Copy every line of the data below word for word, leaving out the pictures.

# [Data listing]

------------------------------------

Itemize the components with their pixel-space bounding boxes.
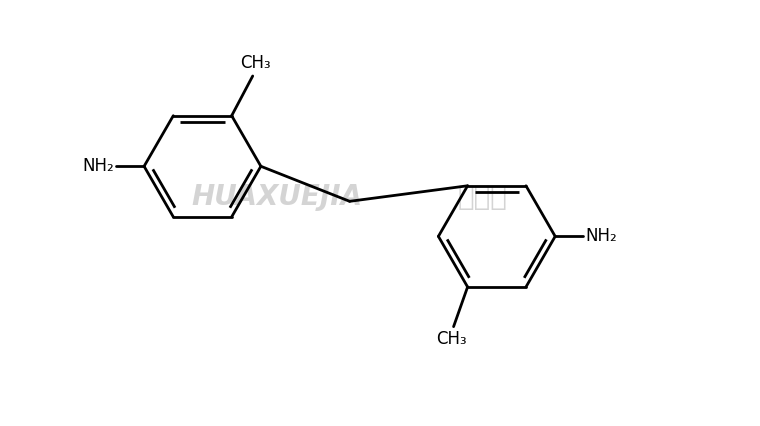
Text: CH₃: CH₃	[239, 54, 271, 72]
Text: NH₂: NH₂	[585, 227, 617, 245]
Text: 化学加: 化学加	[458, 183, 508, 210]
Text: HUAXUEJIA: HUAXUEJIA	[192, 183, 363, 210]
Text: NH₂: NH₂	[82, 157, 114, 175]
Text: CH₃: CH₃	[436, 331, 467, 348]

------------------------------------

# [Task output]
Itemize the components with their pixel-space bounding boxes.
Text: CH₃: CH₃	[239, 54, 271, 72]
Text: NH₂: NH₂	[585, 227, 617, 245]
Text: 化学加: 化学加	[458, 183, 508, 210]
Text: HUAXUEJIA: HUAXUEJIA	[192, 183, 363, 210]
Text: NH₂: NH₂	[82, 157, 114, 175]
Text: CH₃: CH₃	[436, 331, 467, 348]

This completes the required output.